##### Listed records
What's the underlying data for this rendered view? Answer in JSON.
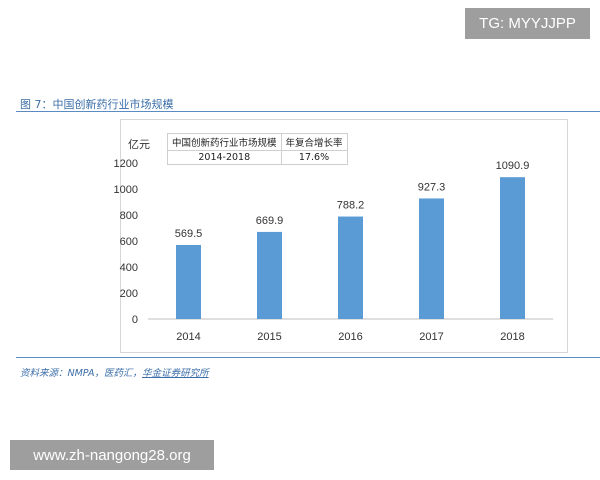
{
  "badge": "TG: MYYJJPP",
  "figure_title": "图 7：中国创新药行业市场规模",
  "inset_table": {
    "row1": [
      "中国创新药行业市场规模",
      "年复合增长率"
    ],
    "row2": [
      "2014-2018",
      "17.6%"
    ]
  },
  "source": {
    "prefix": "资料来源：NMPA，医药汇，",
    "link": "华金证券研究所"
  },
  "watermark": "www.zh-nangong28.org",
  "colors": {
    "bar": "#5b9bd5",
    "accent": "#3b6ea8"
  },
  "chart_data": {
    "type": "bar",
    "categories": [
      "2014",
      "2015",
      "2016",
      "2017",
      "2018"
    ],
    "values": [
      569.5,
      669.9,
      788.2,
      927.3,
      1090.9
    ],
    "value_labels": [
      "569.5",
      "669.9",
      "788.2",
      "927.3",
      "1090.9"
    ],
    "ylabel": "亿元",
    "ylim": [
      0,
      1200
    ],
    "yticks": [
      "0",
      "200",
      "400",
      "600",
      "800",
      "1000",
      "1200"
    ],
    "grid": false,
    "legend": "none"
  }
}
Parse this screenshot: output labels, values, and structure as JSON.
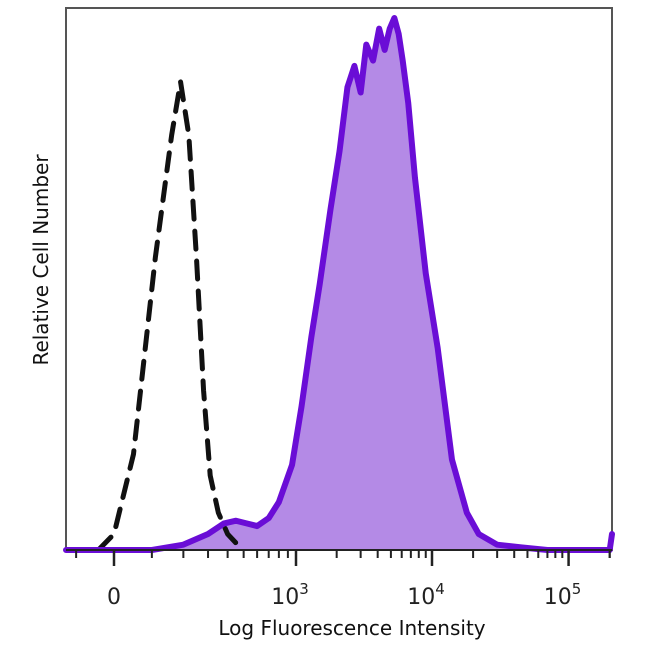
{
  "chart_data": {
    "type": "area",
    "xscale": "biexponential",
    "xlabel": "Log Fluorescence Intensity",
    "ylabel": "Relative Cell Number",
    "xlim": [
      -300,
      250000
    ],
    "ylim": [
      0,
      100
    ],
    "xticks": [
      {
        "value": 0,
        "base": "0",
        "exp": ""
      },
      {
        "value": 1000,
        "base": "10",
        "exp": "3"
      },
      {
        "value": 10000,
        "base": "10",
        "exp": "4"
      },
      {
        "value": 100000,
        "base": "10",
        "exp": "5"
      }
    ],
    "yticks": [],
    "grid": false,
    "legend": "none",
    "series": [
      {
        "style": "dashed",
        "color": "#111111",
        "fill": "none",
        "x": [
          -40,
          0,
          50,
          110,
          160,
          190,
          220,
          250,
          280,
          310,
          350,
          400,
          460
        ],
        "y": [
          0,
          3,
          18,
          55,
          78,
          88,
          78,
          55,
          30,
          14,
          7,
          3,
          1
        ]
      },
      {
        "style": "solid",
        "color": "#6A0DD6",
        "fill": "#B48AE6",
        "x": [
          -300,
          100,
          200,
          300,
          380,
          450,
          520,
          600,
          700,
          800,
          950,
          1100,
          1300,
          1500,
          1800,
          2100,
          2400,
          2700,
          3000,
          3300,
          3700,
          4100,
          4500,
          4900,
          5300,
          5700,
          6100,
          6700,
          7500,
          9000,
          11000,
          14000,
          18000,
          22000,
          30000,
          45000,
          70000,
          120000,
          200000,
          250000
        ],
        "y": [
          0,
          0,
          1,
          3,
          5,
          5.5,
          5,
          4.5,
          6,
          9,
          16,
          27,
          40,
          50,
          64,
          75,
          87,
          91,
          86,
          95,
          92,
          98,
          94,
          98,
          100,
          97,
          92,
          84,
          70,
          52,
          38,
          17,
          7,
          3,
          1,
          0.5,
          0,
          0,
          0,
          3
        ]
      }
    ]
  }
}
##########
Requirement — Reproduce the full listing above verbatim, with no pictures included.

Answer in full —
What's the underlying data for this rendered view? Answer in JSON.
{
  "badge": "TG: MYYJJPP",
  "figure_title": "图 7：中国创新药行业市场规模",
  "inset_table": {
    "row1": [
      "中国创新药行业市场规模",
      "年复合增长率"
    ],
    "row2": [
      "2014-2018",
      "17.6%"
    ]
  },
  "source": {
    "prefix": "资料来源：NMPA，医药汇，",
    "link": "华金证券研究所"
  },
  "watermark": "www.zh-nangong28.org",
  "colors": {
    "bar": "#5b9bd5",
    "accent": "#3b6ea8"
  },
  "chart_data": {
    "type": "bar",
    "categories": [
      "2014",
      "2015",
      "2016",
      "2017",
      "2018"
    ],
    "values": [
      569.5,
      669.9,
      788.2,
      927.3,
      1090.9
    ],
    "value_labels": [
      "569.5",
      "669.9",
      "788.2",
      "927.3",
      "1090.9"
    ],
    "ylabel": "亿元",
    "ylim": [
      0,
      1200
    ],
    "yticks": [
      "0",
      "200",
      "400",
      "600",
      "800",
      "1000",
      "1200"
    ],
    "grid": false,
    "legend": "none"
  }
}
Parse this screenshot: output labels, values, and structure as JSON.
{
  "chart_data": {
    "type": "area",
    "xscale": "biexponential",
    "xlabel": "Log Fluorescence Intensity",
    "ylabel": "Relative Cell Number",
    "xlim": [
      -300,
      250000
    ],
    "ylim": [
      0,
      100
    ],
    "xticks": [
      {
        "value": 0,
        "base": "0",
        "exp": ""
      },
      {
        "value": 1000,
        "base": "10",
        "exp": "3"
      },
      {
        "value": 10000,
        "base": "10",
        "exp": "4"
      },
      {
        "value": 100000,
        "base": "10",
        "exp": "5"
      }
    ],
    "yticks": [],
    "grid": false,
    "legend": "none",
    "series": [
      {
        "style": "dashed",
        "color": "#111111",
        "fill": "none",
        "x": [
          -40,
          0,
          50,
          110,
          160,
          190,
          220,
          250,
          280,
          310,
          350,
          400,
          460
        ],
        "y": [
          0,
          3,
          18,
          55,
          78,
          88,
          78,
          55,
          30,
          14,
          7,
          3,
          1
        ]
      },
      {
        "style": "solid",
        "color": "#6A0DD6",
        "fill": "#B48AE6",
        "x": [
          -300,
          100,
          200,
          300,
          380,
          450,
          520,
          600,
          700,
          800,
          950,
          1100,
          1300,
          1500,
          1800,
          2100,
          2400,
          2700,
          3000,
          3300,
          3700,
          4100,
          4500,
          4900,
          5300,
          5700,
          6100,
          6700,
          7500,
          9000,
          11000,
          14000,
          18000,
          22000,
          30000,
          45000,
          70000,
          120000,
          200000,
          250000
        ],
        "y": [
          0,
          0,
          1,
          3,
          5,
          5.5,
          5,
          4.5,
          6,
          9,
          16,
          27,
          40,
          50,
          64,
          75,
          87,
          91,
          86,
          95,
          92,
          98,
          94,
          98,
          100,
          97,
          92,
          84,
          70,
          52,
          38,
          17,
          7,
          3,
          1,
          0.5,
          0,
          0,
          0,
          3
        ]
      }
    ]
  }
}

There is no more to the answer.